» **Exercise task**
Strip the pictures and reproduce the rest of the listing exactly.

Entries with figure data:
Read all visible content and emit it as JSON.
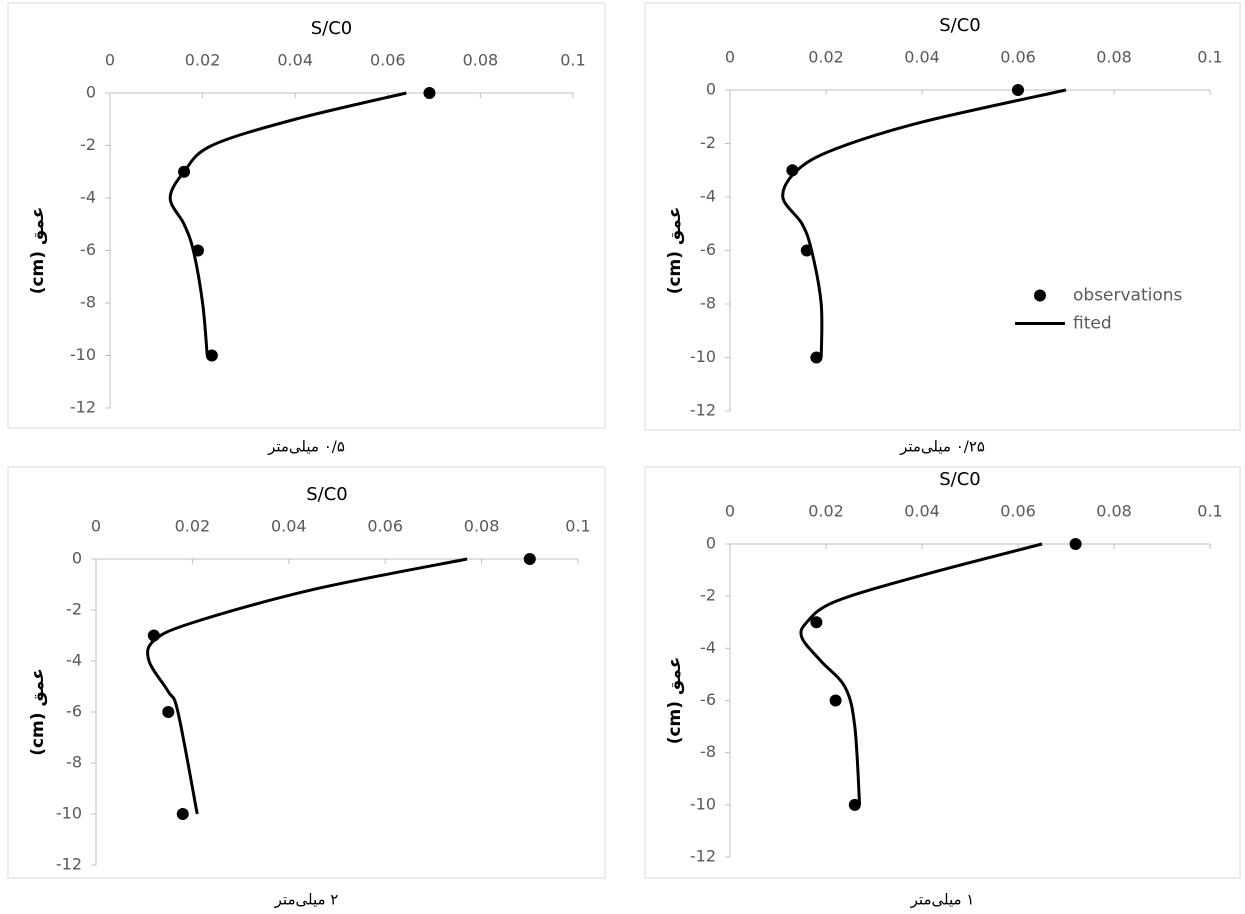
{
  "chart_data": [
    {
      "type": "scatter",
      "title": "S/C0",
      "y_label": "عمق (cm)",
      "caption": "۰/۵ میلی‌متر",
      "xlim": [
        0,
        0.1
      ],
      "xticks": [
        0,
        0.02,
        0.04,
        0.06,
        0.08,
        0.1
      ],
      "ylim": [
        -12,
        0
      ],
      "yticks": [
        0,
        -2,
        -4,
        -6,
        -8,
        -10,
        -12
      ],
      "series": [
        {
          "kind": "marker",
          "color": "#000000",
          "x": [
            0.069,
            0.016,
            0.019,
            0.022
          ],
          "values": [
            0,
            -3,
            -6,
            -10
          ]
        },
        {
          "kind": "line",
          "color": "#000000",
          "x": [
            0.064,
            0.04,
            0.022,
            0.016,
            0.013,
            0.016,
            0.018,
            0.02,
            0.021
          ],
          "values": [
            0,
            -1,
            -2,
            -3,
            -4,
            -5,
            -6,
            -8,
            -10
          ]
        }
      ]
    },
    {
      "type": "scatter",
      "title": "S/C0",
      "y_label": "عمق (cm)",
      "caption": "۰/۲۵ میلی‌متر",
      "legend": "right",
      "xlim": [
        0,
        0.1
      ],
      "xticks": [
        0,
        0.02,
        0.04,
        0.06,
        0.08,
        0.1
      ],
      "ylim": [
        -12,
        0
      ],
      "yticks": [
        0,
        -2,
        -4,
        -6,
        -8,
        -10,
        -12
      ],
      "series": [
        {
          "name": "observations",
          "kind": "marker",
          "color": "#000000",
          "x": [
            0.06,
            0.013,
            0.016,
            0.018
          ],
          "values": [
            0,
            -3,
            -6,
            -10
          ]
        },
        {
          "name": "fited",
          "kind": "line",
          "color": "#000000",
          "x": [
            0.07,
            0.04,
            0.022,
            0.014,
            0.011,
            0.015,
            0.017,
            0.019,
            0.019
          ],
          "values": [
            0,
            -1.2,
            -2.2,
            -3,
            -4,
            -5,
            -6,
            -8,
            -10
          ]
        }
      ]
    },
    {
      "type": "scatter",
      "title": "S/C0",
      "y_label": "عمق (cm)",
      "caption": "۲ میلی‌متر",
      "xlim": [
        0,
        0.1
      ],
      "xticks": [
        0,
        0.02,
        0.04,
        0.06,
        0.08,
        0.1
      ],
      "ylim": [
        -12,
        0
      ],
      "yticks": [
        0,
        -2,
        -4,
        -6,
        -8,
        -10,
        -12
      ],
      "series": [
        {
          "kind": "marker",
          "color": "#000000",
          "x": [
            0.09,
            0.012,
            0.015,
            0.018
          ],
          "values": [
            0,
            -3,
            -6,
            -10
          ]
        },
        {
          "kind": "line",
          "color": "#000000",
          "x": [
            0.077,
            0.045,
            0.02,
            0.012,
            0.011,
            0.015,
            0.017,
            0.021
          ],
          "values": [
            0,
            -1.2,
            -2.5,
            -3.2,
            -4,
            -5.2,
            -6,
            -10
          ]
        }
      ]
    },
    {
      "type": "scatter",
      "title": "S/C0",
      "y_label": "عمق (cm)",
      "caption": "۱ میلی‌متر",
      "xlim": [
        0,
        0.1
      ],
      "xticks": [
        0,
        0.02,
        0.04,
        0.06,
        0.08,
        0.1
      ],
      "ylim": [
        -12,
        0
      ],
      "yticks": [
        0,
        -2,
        -4,
        -6,
        -8,
        -10,
        -12
      ],
      "series": [
        {
          "kind": "marker",
          "color": "#000000",
          "x": [
            0.072,
            0.018,
            0.022,
            0.026
          ],
          "values": [
            0,
            -3,
            -6,
            -10
          ]
        },
        {
          "kind": "line",
          "color": "#000000",
          "x": [
            0.065,
            0.04,
            0.022,
            0.016,
            0.015,
            0.019,
            0.024,
            0.026,
            0.027
          ],
          "values": [
            0,
            -1.2,
            -2.2,
            -3,
            -3.6,
            -4.5,
            -5.5,
            -7,
            -10
          ]
        }
      ]
    }
  ]
}
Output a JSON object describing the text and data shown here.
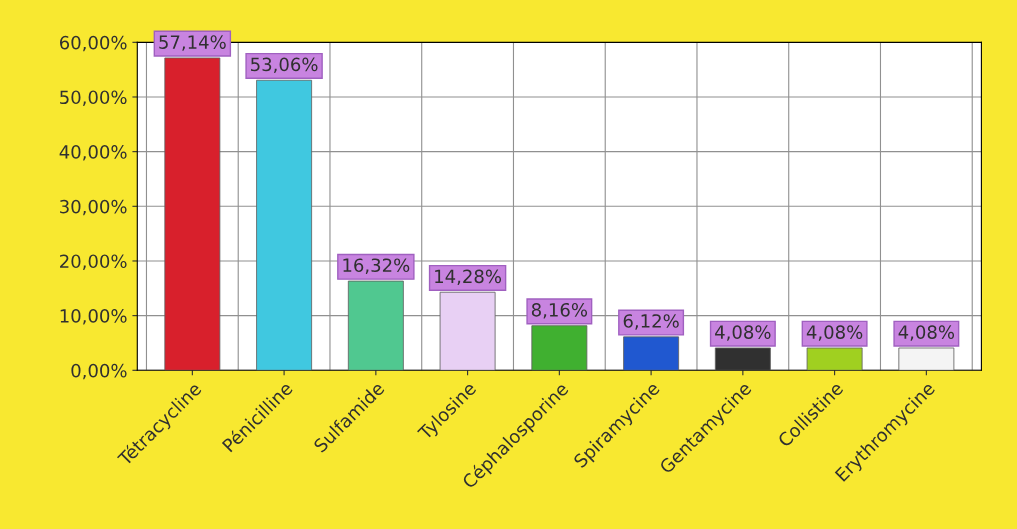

» **Exercise output**
Read all visible content and emit it as JSON.
{
  "chart_data": [
    {
      "type": "scatter",
      "title": "S/C0",
      "y_label": "عمق (cm)",
      "caption": "۰/۵ میلی‌متر",
      "xlim": [
        0,
        0.1
      ],
      "xticks": [
        0,
        0.02,
        0.04,
        0.06,
        0.08,
        0.1
      ],
      "ylim": [
        -12,
        0
      ],
      "yticks": [
        0,
        -2,
        -4,
        -6,
        -8,
        -10,
        -12
      ],
      "series": [
        {
          "kind": "marker",
          "color": "#000000",
          "x": [
            0.069,
            0.016,
            0.019,
            0.022
          ],
          "values": [
            0,
            -3,
            -6,
            -10
          ]
        },
        {
          "kind": "line",
          "color": "#000000",
          "x": [
            0.064,
            0.04,
            0.022,
            0.016,
            0.013,
            0.016,
            0.018,
            0.02,
            0.021
          ],
          "values": [
            0,
            -1,
            -2,
            -3,
            -4,
            -5,
            -6,
            -8,
            -10
          ]
        }
      ]
    },
    {
      "type": "scatter",
      "title": "S/C0",
      "y_label": "عمق (cm)",
      "caption": "۰/۲۵ میلی‌متر",
      "legend": "right",
      "xlim": [
        0,
        0.1
      ],
      "xticks": [
        0,
        0.02,
        0.04,
        0.06,
        0.08,
        0.1
      ],
      "ylim": [
        -12,
        0
      ],
      "yticks": [
        0,
        -2,
        -4,
        -6,
        -8,
        -10,
        -12
      ],
      "series": [
        {
          "name": "observations",
          "kind": "marker",
          "color": "#000000",
          "x": [
            0.06,
            0.013,
            0.016,
            0.018
          ],
          "values": [
            0,
            -3,
            -6,
            -10
          ]
        },
        {
          "name": "fited",
          "kind": "line",
          "color": "#000000",
          "x": [
            0.07,
            0.04,
            0.022,
            0.014,
            0.011,
            0.015,
            0.017,
            0.019,
            0.019
          ],
          "values": [
            0,
            -1.2,
            -2.2,
            -3,
            -4,
            -5,
            -6,
            -8,
            -10
          ]
        }
      ]
    },
    {
      "type": "scatter",
      "title": "S/C0",
      "y_label": "عمق (cm)",
      "caption": "۲ میلی‌متر",
      "xlim": [
        0,
        0.1
      ],
      "xticks": [
        0,
        0.02,
        0.04,
        0.06,
        0.08,
        0.1
      ],
      "ylim": [
        -12,
        0
      ],
      "yticks": [
        0,
        -2,
        -4,
        -6,
        -8,
        -10,
        -12
      ],
      "series": [
        {
          "kind": "marker",
          "color": "#000000",
          "x": [
            0.09,
            0.012,
            0.015,
            0.018
          ],
          "values": [
            0,
            -3,
            -6,
            -10
          ]
        },
        {
          "kind": "line",
          "color": "#000000",
          "x": [
            0.077,
            0.045,
            0.02,
            0.012,
            0.011,
            0.015,
            0.017,
            0.021
          ],
          "values": [
            0,
            -1.2,
            -2.5,
            -3.2,
            -4,
            -5.2,
            -6,
            -10
          ]
        }
      ]
    },
    {
      "type": "scatter",
      "title": "S/C0",
      "y_label": "عمق (cm)",
      "caption": "۱ میلی‌متر",
      "xlim": [
        0,
        0.1
      ],
      "xticks": [
        0,
        0.02,
        0.04,
        0.06,
        0.08,
        0.1
      ],
      "ylim": [
        -12,
        0
      ],
      "yticks": [
        0,
        -2,
        -4,
        -6,
        -8,
        -10,
        -12
      ],
      "series": [
        {
          "kind": "marker",
          "color": "#000000",
          "x": [
            0.072,
            0.018,
            0.022,
            0.026
          ],
          "values": [
            0,
            -3,
            -6,
            -10
          ]
        },
        {
          "kind": "line",
          "color": "#000000",
          "x": [
            0.065,
            0.04,
            0.022,
            0.016,
            0.015,
            0.019,
            0.024,
            0.026,
            0.027
          ],
          "values": [
            0,
            -1.2,
            -2.2,
            -3,
            -3.6,
            -4.5,
            -5.5,
            -7,
            -10
          ]
        }
      ]
    }
  ]
}
Output a JSON object describing the text and data shown here.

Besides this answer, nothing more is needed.